# [Data for processing]
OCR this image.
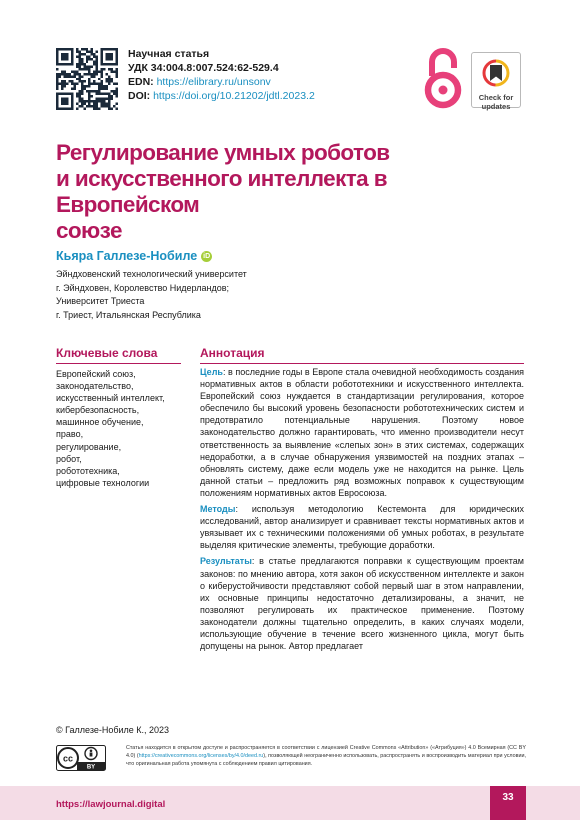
Научная статья
УДК 34:004.8:007.524:62-529.4
EDN: https://elibrary.ru/unsonv
DOI: https://doi.org/10.21202/jdtl.2023.2	Check for
updates
Регулирование умных роботов
и искусственного интеллекта в Европейском
союзе
Кьяра Галлезе-Нобиле iD
Эйндховенский технологический университет
г. Эйндховен, Королевство Нидерландов;
Университет Триеста
г. Триест, Итальянская Республика
Ключевые слова
Европейский союз,
законодательство,
искусственный интеллект,
кибербезопасность,
машинное обучение,
право,
регулирование,
робот,
робототехника,
цифровые технологии
Аннотация

Цель: в последние годы в Европе стала очевидной необходимость создания нормативных актов в области робототехники и искусственного интеллекта. Европейский союз нуждается в стандартизации регулирования, которое обеспечило бы высокий уровень безопасности робототехнических систем и предотвратило потенциальные нарушения. Поэтому новое законодательство должно гарантировать, что именно производители несут ответственность за выявление «слепых зон» в этих системах, содержащих недоработки, а в случае обнаружения уязвимостей на поздних этапах – обновлять систему, даже если модель уже не находится на рынке. Цель данной статьи – предложить ряд возможных поправок к существующим положениям нормативных актов Евросоюза.

Методы: используя методологию Кестемонта для юридических исследований, автор анализирует и сравнивает тексты нормативных актов и увязывает их с техническими положениями об умных роботах, в результате выделяя критические элементы, требующие доработки.

Результаты: в статье предлагаются поправки к существующим проектам законов: по мнению автора, хотя закон об искусственном интеллекте и закон о киберустойчивости представляют собой первый шаг в этом направлении, их основные принципы недостаточно детализированы, а значит, не позволяют регулировать их практическое применение. Поэтому законодатели должны тщательно определить, в каких случаях модели, использующие обучение в течение всего жизненного цикла, могут быть допущены на рынок. Автор предлагает

© Галлезе-Нобиле К., 2023
cc
BY
Статья находится в открытом доступе и распространяется в соответствии с лицензией Creative Commons «Attribution» («Атрибуция») 4.0 Всемирная (CC BY 4.0) (https://creativecommons.org/licenses/by/4.0/deed.ru), позволяющей неограниченно использовать, распространять и воспроизводить материал при условии, что оригинальная работа упомянута с соблюдением правил цитирования.
https://lawjournal.digital
33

# [Task statement]
Filter the records above for lines containing the word "умных", and copy those lines.

# [Answer to the task]
Регулирование умных роботов
Методы: используя методологию Кестемонта для юридических исследований, автор анализирует и сравнивает тексты нормативных актов и увязывает их с техническими положениями об умных роботах, в результате выделяя критические элементы, требующие доработки.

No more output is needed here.